* [数据记录]
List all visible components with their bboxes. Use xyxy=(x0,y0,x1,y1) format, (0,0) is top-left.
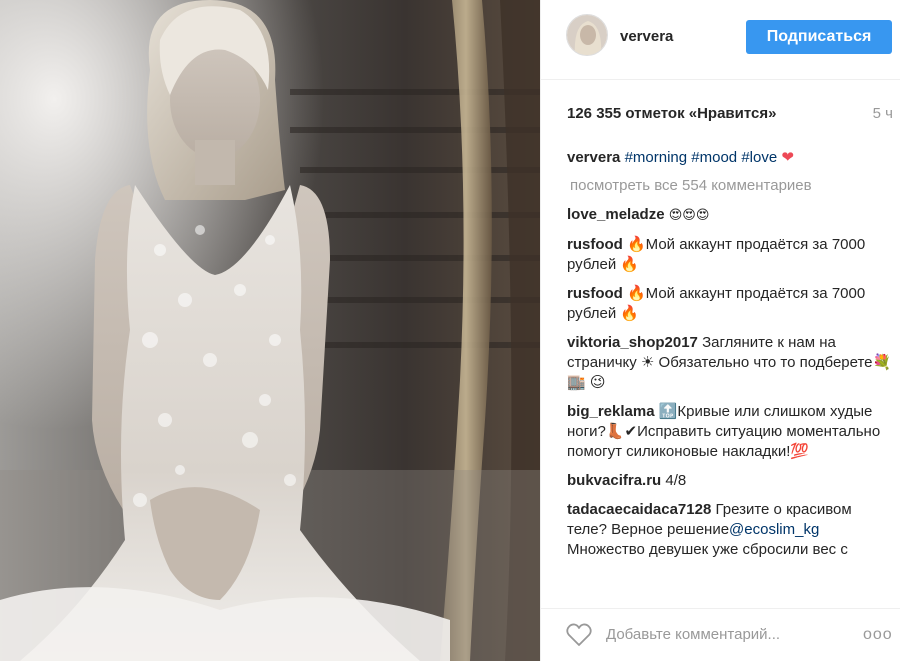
post-details-panel: ververa Подписаться 126 355 отметок «Нра… xyxy=(540,0,900,661)
red-heart-icon: ❤ xyxy=(781,149,794,166)
comment: love_meladze 😍😍😍 xyxy=(567,205,893,226)
comment-text: 😍😍😍 xyxy=(668,208,710,223)
comment: viktoria_shop2017 Загляните к нам на стр… xyxy=(567,333,893,393)
view-all-comments-link[interactable]: посмотреть все 554 комментариев xyxy=(570,176,893,196)
comments-list[interactable]: ververa #morning #mood #love ❤ посмотрет… xyxy=(567,148,893,598)
likes-count[interactable]: 126 355 отметок «Нравится» xyxy=(567,105,776,122)
comment: bukvacifra.ru 4/8 xyxy=(567,471,893,491)
comment-mention[interactable]: @ecoslim_kg xyxy=(729,521,819,538)
username[interactable]: ververa xyxy=(620,28,673,45)
comment-username[interactable]: rusfood xyxy=(567,285,623,302)
comment-username[interactable]: viktoria_shop2017 xyxy=(567,334,698,351)
comment-text: 4/8 xyxy=(665,472,687,489)
comment: big_reklama 🔝Кривые или слишком худые но… xyxy=(567,402,893,462)
comment-text-continued: Множество девушек уже сбросили вес с xyxy=(567,541,848,558)
post-time[interactable]: 5 ч xyxy=(873,105,893,122)
comment-username[interactable]: big_reklama xyxy=(567,403,655,420)
comment-input[interactable]: Добавьте комментарий... xyxy=(606,626,780,643)
hashtag-mood[interactable]: #mood xyxy=(691,149,737,166)
hashtag-morning[interactable]: #morning xyxy=(625,149,688,166)
heart-outline-icon[interactable] xyxy=(566,623,592,647)
comment: rusfood 🔥Мой аккаунт продаётся за 7000 р… xyxy=(567,235,893,275)
follow-button[interactable]: Подписаться xyxy=(746,20,892,54)
comment: tadacaecaidaca7128 Грезите о красивом те… xyxy=(567,500,893,560)
comment-username[interactable]: love_meladze xyxy=(567,206,665,223)
comment: rusfood 🔥Мой аккаунт продаётся за 7000 р… xyxy=(567,284,893,324)
comment-bar: Добавьте комментарий... ooo xyxy=(541,608,900,661)
comment-username[interactable]: tadacaecaidaca7128 xyxy=(567,501,711,518)
ellipsis-icon[interactable]: ooo xyxy=(863,626,893,644)
post-header: ververa Подписаться xyxy=(541,0,900,80)
post-photo[interactable] xyxy=(0,0,540,661)
avatar[interactable] xyxy=(566,14,608,56)
photo-illustration xyxy=(0,0,540,661)
caption-username[interactable]: ververa xyxy=(567,149,620,166)
comment-username[interactable]: bukvacifra.ru xyxy=(567,472,661,489)
hashtag-love[interactable]: #love xyxy=(741,149,777,166)
caption: ververa #morning #mood #love ❤ xyxy=(567,148,893,168)
likes-row: 126 355 отметок «Нравится» 5 ч xyxy=(567,105,893,127)
comment-username[interactable]: rusfood xyxy=(567,236,623,253)
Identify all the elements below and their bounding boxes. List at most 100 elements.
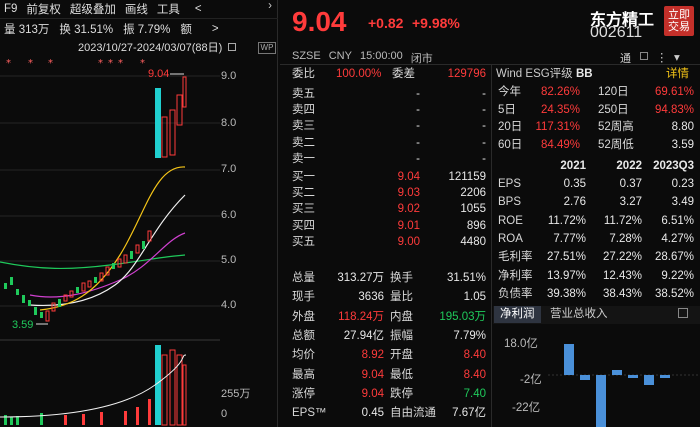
perf-label: 60日: [498, 138, 523, 151]
perf-label: 250日: [598, 103, 629, 116]
buy-volume: 2206: [460, 187, 486, 200]
stat-value: 8.40: [463, 368, 486, 381]
stat-value: 7.79%: [453, 329, 486, 342]
buy-volume: 896: [466, 219, 486, 232]
lock-icon[interactable]: [640, 52, 648, 60]
perf-label: 120日: [598, 86, 629, 98]
fin-value: 9.22%: [661, 269, 694, 282]
tab-net-profit[interactable]: 净利润: [494, 306, 541, 323]
stat-value: 8.40: [463, 349, 486, 362]
sell-volume: -: [482, 152, 486, 165]
fin-label: BPS: [498, 196, 522, 209]
buy-level-label: 买三: [292, 203, 315, 216]
low-label: 3.59: [12, 319, 33, 331]
fin-value: 27.22%: [602, 251, 642, 264]
chevron-right-icon[interactable]: ›: [262, 0, 278, 19]
bar-axis-bottom: -22亿: [512, 402, 541, 414]
perf-value: 3.59: [671, 138, 694, 151]
vol-axis-zero: 0: [221, 408, 228, 420]
perf-label: 20日: [498, 121, 523, 133]
svg-text:*: *: [118, 58, 123, 69]
stat-value: 27.94亿: [343, 329, 384, 342]
sell-price: -: [416, 104, 420, 117]
fin-value: 13.97%: [546, 269, 586, 282]
perf-value: 84.49%: [540, 138, 580, 151]
esg-rating: BB: [576, 68, 593, 80]
fin-value: 0.35: [563, 178, 586, 190]
stat-label: 最低: [390, 368, 413, 381]
fin-value: 6.51%: [661, 214, 694, 227]
expand-icon[interactable]: [678, 308, 688, 318]
perf-value: 117.31%: [535, 121, 580, 133]
quote-panel: 9.04 +0.82 +9.98% 东方精工 002611 立即交易 SZSE …: [280, 0, 700, 427]
stat-value: 0.45: [361, 407, 384, 420]
perf-value: 8.80: [671, 121, 694, 133]
chevron-down-icon[interactable]: ▾: [674, 50, 680, 64]
buy-level-label: 买二: [292, 187, 315, 200]
overlay-button[interactable]: 超级叠加: [70, 1, 116, 17]
buy-volume: 4480: [460, 235, 486, 248]
wp-icon[interactable]: WP: [258, 42, 276, 54]
stat-value: 31.51%: [446, 272, 486, 284]
chart-info-bar: 量 313万 换 31.51% 振 7.79% 额 >: [0, 20, 278, 38]
volume-info: 量 313万: [4, 24, 50, 36]
weicha-label: 委差: [392, 68, 415, 80]
collapse-button[interactable]: <: [195, 3, 202, 15]
sell-price: -: [416, 88, 420, 100]
perf-value: 69.61%: [654, 86, 694, 98]
trade-button[interactable]: 立即交易: [664, 6, 694, 36]
amplitude-info: 振 7.79%: [123, 24, 171, 36]
stat-value: 8.92: [361, 349, 384, 362]
perf-label: 52周低: [598, 138, 634, 151]
stat-label: 总额: [292, 329, 315, 342]
fin-value: 38.43%: [602, 287, 642, 300]
stat-value: 313.27万: [337, 272, 384, 284]
settings-icon[interactable]: [228, 43, 237, 51]
svg-text:*: *: [6, 58, 11, 69]
vol-axis-max: 255万: [221, 388, 251, 400]
bar-axis-top: 18.0亿: [504, 338, 538, 350]
buy-volume: 1055: [460, 203, 486, 216]
fin-value: 39.38%: [546, 287, 586, 300]
fin-value: 2.76: [563, 196, 586, 209]
date-range: 2023/10/27-2024/03/07(88日): [78, 39, 237, 55]
buy-level-label: 买四: [292, 219, 315, 232]
fin-label: EPS: [498, 178, 522, 190]
stat-label: 均价: [292, 349, 315, 362]
stat-value: 195.03万: [439, 310, 486, 323]
fin-value: 12.43%: [602, 269, 642, 282]
price-change: +0.82: [368, 15, 404, 31]
stat-value: 9.04: [361, 368, 384, 381]
stat-label: 跌停: [390, 387, 413, 400]
sell-price: -: [416, 152, 420, 165]
fin-value: 27.51%: [546, 251, 586, 264]
bar-axis-mid: -2亿: [520, 374, 542, 386]
price-axis-40: 4.0: [221, 299, 237, 311]
fin-value: 0.37: [619, 178, 642, 190]
menu-icon[interactable]: ⋮: [656, 50, 668, 64]
buy-level-label: 买五: [292, 235, 315, 248]
esg-detail-link[interactable]: 详情: [666, 66, 689, 82]
fin-value: 7.77%: [553, 232, 586, 245]
buy-price: 9.01: [397, 219, 420, 232]
tools-button[interactable]: 工具: [157, 1, 180, 17]
tab-revenue[interactable]: 营业总收入: [544, 306, 614, 323]
fin-label: ROE: [498, 214, 523, 227]
fin-value: 7.28%: [609, 232, 642, 245]
buy-price: 9.04: [397, 171, 420, 183]
sell-volume: -: [482, 120, 486, 133]
stat-label: 总量: [292, 272, 315, 284]
last-price: 9.04: [292, 6, 347, 37]
f9-button[interactable]: F9: [4, 3, 17, 15]
fin-year-header: 2021: [560, 160, 586, 172]
buy-price: 9.03: [397, 187, 420, 200]
fin-year-header: 2022: [616, 160, 642, 172]
fuquan-button[interactable]: 前复权: [26, 1, 61, 17]
buy-price: 9.02: [397, 203, 420, 216]
draw-line-button[interactable]: 画线: [125, 1, 148, 17]
more-button[interactable]: >: [212, 23, 219, 35]
fin-value: 3.27: [619, 196, 642, 209]
stat-value: 118.24万: [338, 310, 384, 323]
weicha-value: 129796: [447, 68, 486, 80]
svg-text:*: *: [108, 58, 113, 69]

* [任务要求]
把材料中从包含“post-details-panel: ververa Подписаться”的那一行开始、到包含“view-all-comments-link[interactable]: посмотреть все”的那一行结束的部分写成编号列表，两端的行都包括在内，空行不列。

* [完整答案]
1. post-details-panel: ververa Подписаться 126 355 отметок «Нра… xyxy=(540,0,900,661)
2. red-heart-icon: ❤ xyxy=(781,149,794,166)
3. comment: love_meladze 😍😍😍 xyxy=(567,205,893,226)
4. comment-text: 😍😍😍 xyxy=(668,208,710,223)
5. comment: viktoria_shop2017 Загляните к нам на стр… xyxy=(567,333,893,393)
6. view-all-comments-link[interactable]: посмотреть все 554 комментариев xyxy=(570,176,893,196)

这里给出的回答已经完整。